Wie lautet die Meldung zum Brexit-Debakel von „16.01.2019 09:47“ bis „Landes für möglich.“, wenn man darin „Ökonomen“ durch „Volkswirte“ ersetzt?

• Angezeigter Textauszug
▬▬▬▬▬▬

Nach Brexit-Debakel sehen Ökonomen Chance für neues Referendum

16.01.2019 09:47

Frankfurt/Main (dpa) - Nach der gescheiterten Brexit-Abstimmung im
britischen Parlament halten Ökonomen ein zweites Referendum in
Großbritannien über die EU-Mitgliedschaft des Landes für möglich.
«Neuwahlen oder ein erneutes Referendum sind damit wesentlich
wahrscheinlicher geworden, aber auch das Risiko eines ungeordneten
Ausstiegs ist deutlich gestiegen», sagte Allianz-Chefvolkswirt
Michael Heise. Nach Einschätzung von Commerzbank-Chefvolkswirt Jörg
Krämer dürften sich Großbritannien und die EU darauf einigen, den
Austrittstermin um drei Monate auf Ende Juni zu verschieben, um Zeit
zu gewinnen.

▬▬▬▬▬▬

[Gespeicherte Dateneinträge]
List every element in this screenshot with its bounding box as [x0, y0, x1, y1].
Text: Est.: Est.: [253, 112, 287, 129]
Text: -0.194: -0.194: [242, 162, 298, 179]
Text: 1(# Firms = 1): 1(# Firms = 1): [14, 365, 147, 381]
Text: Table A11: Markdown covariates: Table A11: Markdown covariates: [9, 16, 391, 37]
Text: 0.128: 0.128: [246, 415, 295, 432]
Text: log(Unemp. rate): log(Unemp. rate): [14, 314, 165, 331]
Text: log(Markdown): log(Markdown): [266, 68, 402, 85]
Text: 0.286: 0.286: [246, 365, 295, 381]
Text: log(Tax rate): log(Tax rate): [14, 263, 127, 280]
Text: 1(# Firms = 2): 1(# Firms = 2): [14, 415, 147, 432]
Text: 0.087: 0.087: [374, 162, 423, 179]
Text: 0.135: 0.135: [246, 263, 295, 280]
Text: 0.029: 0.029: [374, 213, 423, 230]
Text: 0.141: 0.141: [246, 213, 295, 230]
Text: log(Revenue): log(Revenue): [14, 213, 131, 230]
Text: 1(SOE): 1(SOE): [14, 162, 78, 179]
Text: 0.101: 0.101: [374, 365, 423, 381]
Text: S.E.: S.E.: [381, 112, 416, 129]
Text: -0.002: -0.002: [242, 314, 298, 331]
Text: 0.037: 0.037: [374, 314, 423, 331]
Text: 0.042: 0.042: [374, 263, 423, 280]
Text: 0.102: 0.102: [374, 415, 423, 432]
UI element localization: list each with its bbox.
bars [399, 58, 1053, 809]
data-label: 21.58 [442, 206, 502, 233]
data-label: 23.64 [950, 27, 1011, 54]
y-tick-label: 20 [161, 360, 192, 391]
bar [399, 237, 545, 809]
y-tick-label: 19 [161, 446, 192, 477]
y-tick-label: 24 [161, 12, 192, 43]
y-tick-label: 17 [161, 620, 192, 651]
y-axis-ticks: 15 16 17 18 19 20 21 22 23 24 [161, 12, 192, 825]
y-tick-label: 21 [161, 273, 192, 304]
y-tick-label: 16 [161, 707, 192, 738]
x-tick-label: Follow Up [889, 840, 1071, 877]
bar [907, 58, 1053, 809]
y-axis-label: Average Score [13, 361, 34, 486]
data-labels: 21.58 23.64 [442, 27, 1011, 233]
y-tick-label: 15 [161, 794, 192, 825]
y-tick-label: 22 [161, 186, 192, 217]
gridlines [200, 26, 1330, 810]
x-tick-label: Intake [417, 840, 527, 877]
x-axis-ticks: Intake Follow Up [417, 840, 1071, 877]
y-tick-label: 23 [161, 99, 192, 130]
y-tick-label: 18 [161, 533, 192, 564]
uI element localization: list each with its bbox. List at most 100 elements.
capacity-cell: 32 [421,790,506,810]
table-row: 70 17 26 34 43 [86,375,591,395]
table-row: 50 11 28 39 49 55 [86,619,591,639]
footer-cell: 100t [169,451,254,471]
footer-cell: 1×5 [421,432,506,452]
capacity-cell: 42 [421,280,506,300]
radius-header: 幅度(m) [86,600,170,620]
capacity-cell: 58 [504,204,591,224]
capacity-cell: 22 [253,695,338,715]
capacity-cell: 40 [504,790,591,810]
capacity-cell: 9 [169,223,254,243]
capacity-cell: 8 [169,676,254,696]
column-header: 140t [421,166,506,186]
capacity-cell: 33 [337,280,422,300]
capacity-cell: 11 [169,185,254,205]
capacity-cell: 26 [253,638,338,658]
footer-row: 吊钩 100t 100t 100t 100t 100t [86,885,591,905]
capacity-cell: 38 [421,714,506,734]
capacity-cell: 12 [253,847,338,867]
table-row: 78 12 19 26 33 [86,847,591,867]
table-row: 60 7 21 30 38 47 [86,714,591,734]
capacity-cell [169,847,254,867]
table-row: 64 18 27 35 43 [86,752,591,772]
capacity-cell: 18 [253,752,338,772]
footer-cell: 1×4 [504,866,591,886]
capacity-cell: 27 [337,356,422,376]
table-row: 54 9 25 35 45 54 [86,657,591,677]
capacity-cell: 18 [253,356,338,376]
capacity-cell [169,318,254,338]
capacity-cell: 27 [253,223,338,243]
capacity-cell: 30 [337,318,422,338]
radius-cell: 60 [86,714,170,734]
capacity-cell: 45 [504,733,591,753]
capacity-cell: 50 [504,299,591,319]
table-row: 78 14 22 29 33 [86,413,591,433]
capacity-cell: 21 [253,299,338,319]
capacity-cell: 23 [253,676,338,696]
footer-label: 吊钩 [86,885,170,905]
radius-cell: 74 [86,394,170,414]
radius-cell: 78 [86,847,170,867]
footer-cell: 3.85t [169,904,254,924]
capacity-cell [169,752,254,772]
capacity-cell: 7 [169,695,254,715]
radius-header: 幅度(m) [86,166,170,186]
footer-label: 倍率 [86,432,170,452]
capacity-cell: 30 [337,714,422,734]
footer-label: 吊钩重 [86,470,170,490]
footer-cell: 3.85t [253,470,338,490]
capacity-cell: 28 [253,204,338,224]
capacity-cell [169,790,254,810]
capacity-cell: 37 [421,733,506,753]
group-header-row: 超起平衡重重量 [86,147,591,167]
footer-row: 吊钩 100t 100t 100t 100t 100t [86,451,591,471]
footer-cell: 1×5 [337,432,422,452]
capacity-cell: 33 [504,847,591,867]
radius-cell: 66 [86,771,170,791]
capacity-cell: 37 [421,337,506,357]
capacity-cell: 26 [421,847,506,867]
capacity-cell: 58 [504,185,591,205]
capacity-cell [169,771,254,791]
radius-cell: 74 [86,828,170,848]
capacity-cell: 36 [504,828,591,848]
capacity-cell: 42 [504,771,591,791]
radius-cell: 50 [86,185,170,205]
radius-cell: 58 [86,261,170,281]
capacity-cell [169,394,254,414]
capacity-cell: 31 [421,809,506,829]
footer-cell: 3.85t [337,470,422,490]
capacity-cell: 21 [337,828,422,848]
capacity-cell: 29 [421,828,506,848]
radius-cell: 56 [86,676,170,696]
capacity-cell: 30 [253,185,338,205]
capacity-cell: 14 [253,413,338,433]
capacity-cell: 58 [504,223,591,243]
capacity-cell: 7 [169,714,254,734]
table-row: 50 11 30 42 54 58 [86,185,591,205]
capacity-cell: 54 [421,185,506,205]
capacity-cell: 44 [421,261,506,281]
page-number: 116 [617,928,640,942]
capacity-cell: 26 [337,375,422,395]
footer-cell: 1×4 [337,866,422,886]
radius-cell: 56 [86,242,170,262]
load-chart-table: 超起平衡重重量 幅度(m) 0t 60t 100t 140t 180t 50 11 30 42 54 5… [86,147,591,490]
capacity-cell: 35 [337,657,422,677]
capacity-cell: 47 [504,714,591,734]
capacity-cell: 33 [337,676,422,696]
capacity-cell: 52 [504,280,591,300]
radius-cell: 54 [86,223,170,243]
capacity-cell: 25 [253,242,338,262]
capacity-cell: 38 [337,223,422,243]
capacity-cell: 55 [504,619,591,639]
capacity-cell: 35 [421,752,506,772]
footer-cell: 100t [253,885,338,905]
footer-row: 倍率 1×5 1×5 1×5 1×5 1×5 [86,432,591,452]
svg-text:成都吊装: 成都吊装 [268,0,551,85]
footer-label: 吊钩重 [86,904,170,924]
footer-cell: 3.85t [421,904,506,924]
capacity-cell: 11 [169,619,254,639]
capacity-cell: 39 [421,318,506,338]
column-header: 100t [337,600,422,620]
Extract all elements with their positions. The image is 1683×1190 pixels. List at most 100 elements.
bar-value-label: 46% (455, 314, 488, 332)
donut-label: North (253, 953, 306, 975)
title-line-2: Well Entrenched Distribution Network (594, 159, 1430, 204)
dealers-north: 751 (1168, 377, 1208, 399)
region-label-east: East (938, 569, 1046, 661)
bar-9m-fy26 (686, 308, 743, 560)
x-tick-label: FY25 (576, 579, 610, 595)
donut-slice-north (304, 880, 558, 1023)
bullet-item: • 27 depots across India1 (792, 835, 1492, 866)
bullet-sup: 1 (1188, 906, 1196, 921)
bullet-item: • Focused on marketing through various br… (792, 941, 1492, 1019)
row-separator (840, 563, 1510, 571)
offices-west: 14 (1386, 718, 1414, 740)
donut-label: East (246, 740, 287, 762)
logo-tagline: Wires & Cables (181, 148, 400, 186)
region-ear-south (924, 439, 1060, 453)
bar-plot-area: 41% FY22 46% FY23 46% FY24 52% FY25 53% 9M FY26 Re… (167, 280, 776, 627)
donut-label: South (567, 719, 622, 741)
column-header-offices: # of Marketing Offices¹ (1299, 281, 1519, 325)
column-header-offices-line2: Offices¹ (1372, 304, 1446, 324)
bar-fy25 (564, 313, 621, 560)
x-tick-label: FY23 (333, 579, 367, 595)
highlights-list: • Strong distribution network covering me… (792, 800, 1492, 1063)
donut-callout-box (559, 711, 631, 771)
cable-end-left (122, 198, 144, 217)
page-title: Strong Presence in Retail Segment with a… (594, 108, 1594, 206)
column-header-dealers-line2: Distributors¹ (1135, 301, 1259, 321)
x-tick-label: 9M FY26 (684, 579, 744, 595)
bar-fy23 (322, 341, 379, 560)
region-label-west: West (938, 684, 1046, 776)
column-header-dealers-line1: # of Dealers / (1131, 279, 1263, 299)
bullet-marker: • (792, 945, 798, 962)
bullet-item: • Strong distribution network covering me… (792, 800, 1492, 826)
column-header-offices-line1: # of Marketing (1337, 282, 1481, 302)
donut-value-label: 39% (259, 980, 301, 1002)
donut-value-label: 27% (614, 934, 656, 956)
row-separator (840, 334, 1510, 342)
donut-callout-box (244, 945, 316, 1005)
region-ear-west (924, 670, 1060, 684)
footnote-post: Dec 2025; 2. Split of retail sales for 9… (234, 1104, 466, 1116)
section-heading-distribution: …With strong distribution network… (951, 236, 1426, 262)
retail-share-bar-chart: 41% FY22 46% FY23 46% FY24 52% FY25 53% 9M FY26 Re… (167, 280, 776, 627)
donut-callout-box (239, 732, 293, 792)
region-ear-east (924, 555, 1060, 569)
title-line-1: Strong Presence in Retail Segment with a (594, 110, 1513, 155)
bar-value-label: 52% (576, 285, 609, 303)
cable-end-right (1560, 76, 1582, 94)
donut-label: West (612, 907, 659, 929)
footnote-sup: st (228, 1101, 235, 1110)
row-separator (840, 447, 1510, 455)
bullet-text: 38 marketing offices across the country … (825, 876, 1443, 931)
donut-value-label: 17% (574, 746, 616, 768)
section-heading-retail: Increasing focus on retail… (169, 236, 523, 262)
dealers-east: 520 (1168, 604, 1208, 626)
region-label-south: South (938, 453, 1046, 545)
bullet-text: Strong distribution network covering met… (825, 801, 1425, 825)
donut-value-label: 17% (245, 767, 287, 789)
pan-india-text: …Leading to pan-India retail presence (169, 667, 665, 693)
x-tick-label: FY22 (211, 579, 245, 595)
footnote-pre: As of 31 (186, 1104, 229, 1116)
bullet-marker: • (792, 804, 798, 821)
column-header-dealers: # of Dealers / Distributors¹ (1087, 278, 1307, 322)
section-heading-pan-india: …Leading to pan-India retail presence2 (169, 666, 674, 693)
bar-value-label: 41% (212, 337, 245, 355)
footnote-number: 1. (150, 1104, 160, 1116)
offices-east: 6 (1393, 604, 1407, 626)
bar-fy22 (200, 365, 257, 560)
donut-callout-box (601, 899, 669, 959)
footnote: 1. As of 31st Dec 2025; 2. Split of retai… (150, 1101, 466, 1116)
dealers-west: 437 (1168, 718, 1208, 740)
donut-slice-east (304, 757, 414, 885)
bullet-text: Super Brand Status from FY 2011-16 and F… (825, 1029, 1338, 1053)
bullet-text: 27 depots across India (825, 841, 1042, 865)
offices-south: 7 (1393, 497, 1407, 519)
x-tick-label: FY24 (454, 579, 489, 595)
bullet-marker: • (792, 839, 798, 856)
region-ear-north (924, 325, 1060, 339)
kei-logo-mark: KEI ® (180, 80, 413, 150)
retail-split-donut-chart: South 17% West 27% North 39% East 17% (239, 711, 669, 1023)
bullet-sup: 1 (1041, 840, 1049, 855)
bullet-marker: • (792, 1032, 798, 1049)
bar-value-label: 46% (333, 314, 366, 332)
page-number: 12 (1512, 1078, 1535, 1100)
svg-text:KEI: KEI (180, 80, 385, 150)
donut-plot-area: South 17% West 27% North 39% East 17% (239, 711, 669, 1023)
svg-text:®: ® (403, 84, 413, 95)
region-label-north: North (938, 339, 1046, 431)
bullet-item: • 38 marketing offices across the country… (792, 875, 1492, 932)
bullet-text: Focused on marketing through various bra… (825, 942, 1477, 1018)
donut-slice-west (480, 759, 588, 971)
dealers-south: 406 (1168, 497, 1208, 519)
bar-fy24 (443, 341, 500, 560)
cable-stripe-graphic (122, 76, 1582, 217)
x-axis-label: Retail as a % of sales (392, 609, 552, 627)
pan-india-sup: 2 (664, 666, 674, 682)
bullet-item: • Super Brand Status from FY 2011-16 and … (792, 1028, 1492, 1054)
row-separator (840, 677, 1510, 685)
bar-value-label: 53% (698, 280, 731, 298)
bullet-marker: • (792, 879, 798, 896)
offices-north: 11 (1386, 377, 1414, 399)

▬▬▬▬▬▬

• Ergebnis der Übung
16.01.2019 09:47

Frankfurt/Main (dpa) - Nach der gescheiterten Brexit-Abstimmung im
britischen Parlament halten Volkswirte ein zweites Referendum in
Großbritannien über die EU-Mitgliedschaft des Landes für möglich.